◆ What the task requires: Copy out every line that contains "title".
>>>>>
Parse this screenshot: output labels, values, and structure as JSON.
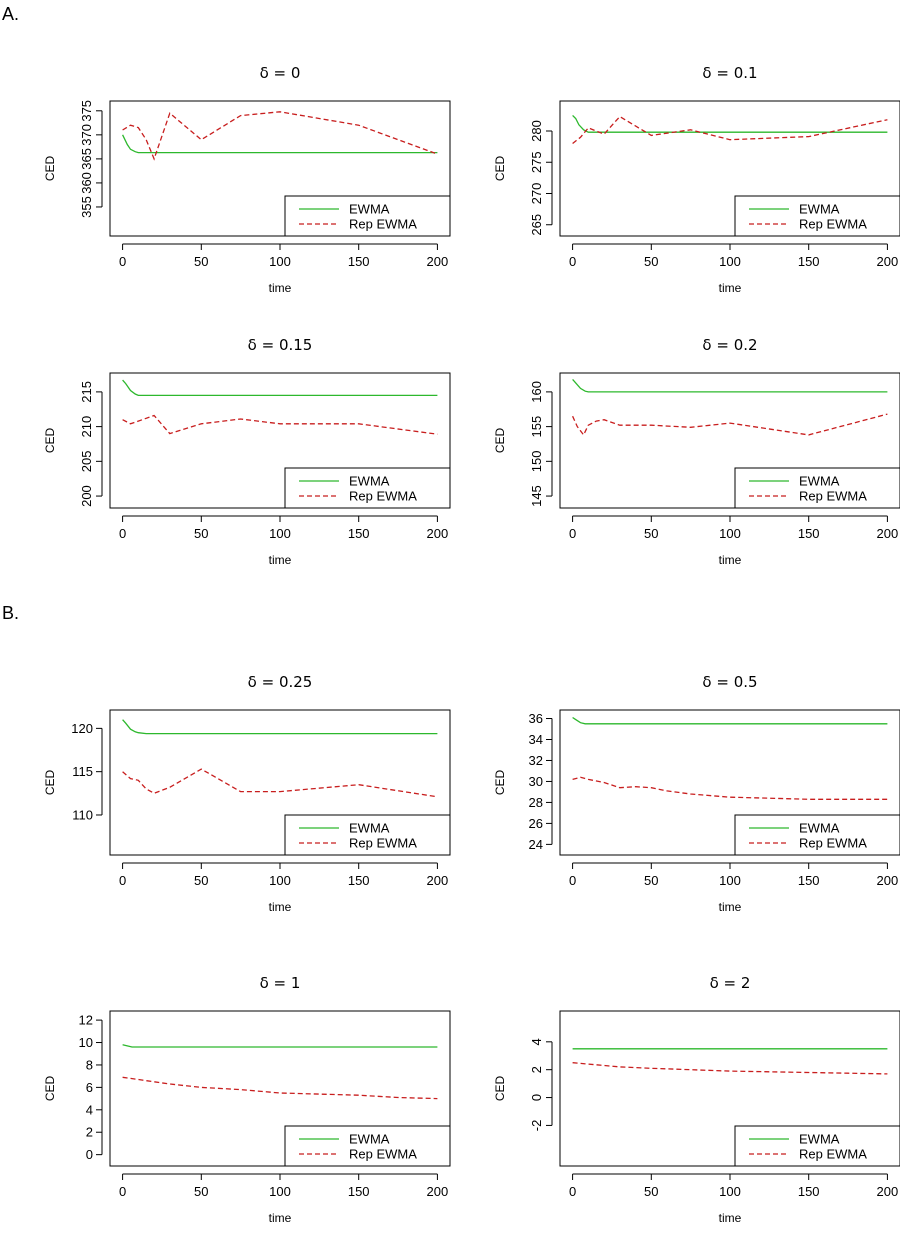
{
  "sections": {
    "a": "A.",
    "b": "B."
  },
  "colors": {
    "ewma": "#2db82d",
    "rep": "#c81e1e"
  },
  "chart_data": [
    {
      "type": "line",
      "title": "δ = 0",
      "xlabel": "time",
      "ylabel": "CED",
      "xlim": [
        0,
        200
      ],
      "xticks": [
        0,
        50,
        100,
        150,
        200
      ],
      "ylim": [
        350,
        376
      ],
      "yticks": [
        355,
        360,
        365,
        370,
        375
      ],
      "ytick_rot": true,
      "legend": [
        "EWMA",
        "Rep EWMA"
      ],
      "legend_position": "bottom-right",
      "series": [
        {
          "name": "EWMA",
          "x": [
            0,
            3,
            5,
            8,
            10,
            15,
            20,
            50,
            100,
            150,
            200
          ],
          "y": [
            370,
            368,
            367,
            366.5,
            366.3,
            366.3,
            366.3,
            366.3,
            366.3,
            366.3,
            366.3
          ]
        },
        {
          "name": "Rep EWMA",
          "x": [
            0,
            5,
            10,
            15,
            20,
            30,
            50,
            75,
            100,
            150,
            200
          ],
          "y": [
            371,
            372,
            371.5,
            369,
            365,
            374.5,
            369,
            374,
            374.8,
            372,
            366
          ]
        }
      ]
    },
    {
      "type": "line",
      "title": "δ = 0.1",
      "xlabel": "time",
      "ylabel": "CED",
      "xlim": [
        0,
        200
      ],
      "xticks": [
        0,
        50,
        100,
        150,
        200
      ],
      "ylim": [
        264,
        284
      ],
      "yticks": [
        265,
        270,
        275,
        280
      ],
      "ytick_rot": true,
      "legend": [
        "EWMA",
        "Rep EWMA"
      ],
      "legend_position": "bottom-right",
      "series": [
        {
          "name": "EWMA",
          "x": [
            0,
            2,
            4,
            7,
            10,
            20,
            50,
            100,
            150,
            200
          ],
          "y": [
            282.5,
            282,
            281,
            280.2,
            279.8,
            279.8,
            279.8,
            279.8,
            279.8,
            279.8
          ]
        },
        {
          "name": "Rep EWMA",
          "x": [
            0,
            5,
            10,
            20,
            30,
            50,
            75,
            100,
            150,
            200
          ],
          "y": [
            278,
            279,
            280.5,
            279.5,
            282.3,
            279.3,
            280.2,
            278.6,
            279.1,
            281.8
          ]
        }
      ]
    },
    {
      "type": "line",
      "title": "δ = 0.15",
      "xlabel": "time",
      "ylabel": "CED",
      "xlim": [
        0,
        200
      ],
      "xticks": [
        0,
        50,
        100,
        150,
        200
      ],
      "ylim": [
        199,
        217
      ],
      "yticks": [
        200,
        205,
        210,
        215
      ],
      "ytick_rot": true,
      "legend": [
        "EWMA",
        "Rep EWMA"
      ],
      "legend_position": "bottom-right",
      "series": [
        {
          "name": "EWMA",
          "x": [
            0,
            2,
            5,
            8,
            10,
            20,
            50,
            100,
            150,
            200
          ],
          "y": [
            216.7,
            216.2,
            215.2,
            214.7,
            214.5,
            214.5,
            214.5,
            214.5,
            214.5,
            214.5
          ]
        },
        {
          "name": "Rep EWMA",
          "x": [
            0,
            5,
            10,
            20,
            30,
            50,
            75,
            100,
            150,
            200
          ],
          "y": [
            211,
            210.4,
            210.8,
            211.6,
            209,
            210.4,
            211.1,
            210.4,
            210.4,
            208.9
          ]
        }
      ]
    },
    {
      "type": "line",
      "title": "δ = 0.2",
      "xlabel": "time",
      "ylabel": "CED",
      "xlim": [
        0,
        200
      ],
      "xticks": [
        0,
        50,
        100,
        150,
        200
      ],
      "ylim": [
        144,
        162
      ],
      "yticks": [
        145,
        150,
        155,
        160
      ],
      "ytick_rot": true,
      "legend": [
        "EWMA",
        "Rep EWMA"
      ],
      "legend_position": "bottom-right",
      "series": [
        {
          "name": "EWMA",
          "x": [
            0,
            2,
            5,
            8,
            10,
            20,
            50,
            100,
            150,
            200
          ],
          "y": [
            161.8,
            161.3,
            160.5,
            160.1,
            160,
            160,
            160,
            160,
            160,
            160
          ]
        },
        {
          "name": "Rep EWMA",
          "x": [
            0,
            3,
            7,
            10,
            15,
            20,
            30,
            50,
            75,
            100,
            150,
            200
          ],
          "y": [
            156.5,
            155,
            153.8,
            155.2,
            155.8,
            156,
            155.2,
            155.2,
            154.9,
            155.5,
            153.8,
            156.8
          ]
        }
      ]
    },
    {
      "type": "line",
      "title": "δ = 0.25",
      "xlabel": "time",
      "ylabel": "CED",
      "xlim": [
        0,
        200
      ],
      "xticks": [
        0,
        50,
        100,
        150,
        200
      ],
      "ylim": [
        106,
        121.5
      ],
      "yticks": [
        110,
        115,
        120
      ],
      "ytick_rot": false,
      "legend": [
        "EWMA",
        "Rep EWMA"
      ],
      "legend_position": "bottom-right",
      "series": [
        {
          "name": "EWMA",
          "x": [
            0,
            2,
            5,
            8,
            10,
            15,
            20,
            50,
            100,
            150,
            200
          ],
          "y": [
            121,
            120.6,
            119.9,
            119.6,
            119.5,
            119.4,
            119.4,
            119.4,
            119.4,
            119.4,
            119.4
          ]
        },
        {
          "name": "Rep EWMA",
          "x": [
            0,
            5,
            10,
            15,
            20,
            30,
            50,
            75,
            100,
            150,
            200
          ],
          "y": [
            115,
            114.2,
            114,
            113,
            112.5,
            113.2,
            115.3,
            112.7,
            112.7,
            113.5,
            112.1
          ]
        }
      ]
    },
    {
      "type": "line",
      "title": "δ = 0.5",
      "xlabel": "time",
      "ylabel": "CED",
      "xlim": [
        0,
        200
      ],
      "xticks": [
        0,
        50,
        100,
        150,
        200
      ],
      "ylim": [
        23.5,
        36.3
      ],
      "yticks": [
        24,
        26,
        28,
        30,
        32,
        34,
        36
      ],
      "ytick_rot": false,
      "legend": [
        "EWMA",
        "Rep EWMA"
      ],
      "legend_position": "bottom-right",
      "series": [
        {
          "name": "EWMA",
          "x": [
            0,
            2,
            5,
            8,
            10,
            20,
            50,
            100,
            150,
            200
          ],
          "y": [
            36.1,
            35.9,
            35.6,
            35.5,
            35.5,
            35.5,
            35.5,
            35.5,
            35.5,
            35.5
          ]
        },
        {
          "name": "Rep EWMA",
          "x": [
            0,
            5,
            10,
            20,
            30,
            40,
            50,
            60,
            75,
            100,
            125,
            150,
            175,
            200
          ],
          "y": [
            30.2,
            30.4,
            30.2,
            29.9,
            29.4,
            29.5,
            29.4,
            29.1,
            28.8,
            28.5,
            28.4,
            28.3,
            28.3,
            28.3
          ]
        }
      ]
    },
    {
      "type": "line",
      "title": "δ = 1",
      "xlabel": "time",
      "ylabel": "CED",
      "xlim": [
        0,
        200
      ],
      "xticks": [
        0,
        50,
        100,
        150,
        200
      ],
      "ylim": [
        -0.5,
        12.3
      ],
      "yticks": [
        0,
        2,
        4,
        6,
        8,
        10,
        12
      ],
      "ytick_rot": false,
      "legend": [
        "EWMA",
        "Rep EWMA"
      ],
      "legend_position": "bottom-right",
      "series": [
        {
          "name": "EWMA",
          "x": [
            0,
            3,
            6,
            10,
            20,
            50,
            100,
            150,
            200
          ],
          "y": [
            9.8,
            9.7,
            9.6,
            9.6,
            9.6,
            9.6,
            9.6,
            9.6,
            9.6
          ]
        },
        {
          "name": "Rep EWMA",
          "x": [
            0,
            10,
            20,
            30,
            50,
            75,
            100,
            125,
            150,
            175,
            200
          ],
          "y": [
            6.9,
            6.7,
            6.5,
            6.3,
            6.0,
            5.8,
            5.5,
            5.4,
            5.3,
            5.1,
            5.0
          ]
        }
      ]
    },
    {
      "type": "line",
      "title": "δ = 2",
      "xlabel": "time",
      "ylabel": "CED",
      "xlim": [
        0,
        200
      ],
      "xticks": [
        0,
        50,
        100,
        150,
        200
      ],
      "ylim": [
        -4.5,
        5.8
      ],
      "yticks": [
        -2,
        0,
        2,
        4
      ],
      "ytick_rot": true,
      "legend": [
        "EWMA",
        "Rep EWMA"
      ],
      "legend_position": "bottom-right",
      "series": [
        {
          "name": "EWMA",
          "x": [
            0,
            50,
            100,
            150,
            200
          ],
          "y": [
            3.5,
            3.5,
            3.5,
            3.5,
            3.5
          ]
        },
        {
          "name": "Rep EWMA",
          "x": [
            0,
            10,
            20,
            30,
            50,
            75,
            100,
            125,
            150,
            175,
            200
          ],
          "y": [
            2.5,
            2.4,
            2.3,
            2.2,
            2.1,
            2.0,
            1.9,
            1.85,
            1.8,
            1.75,
            1.7
          ]
        }
      ]
    }
  ]
}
<<<<<
◆ Problem solution:
      "title": "δ = 0",
      "title": "δ = 0.1",
      "title": "δ = 0.15",
      "title": "δ = 0.2",
      "title": "δ = 0.25",
      "title": "δ = 0.5",
      "title": "δ = 1",
      "title": "δ = 2",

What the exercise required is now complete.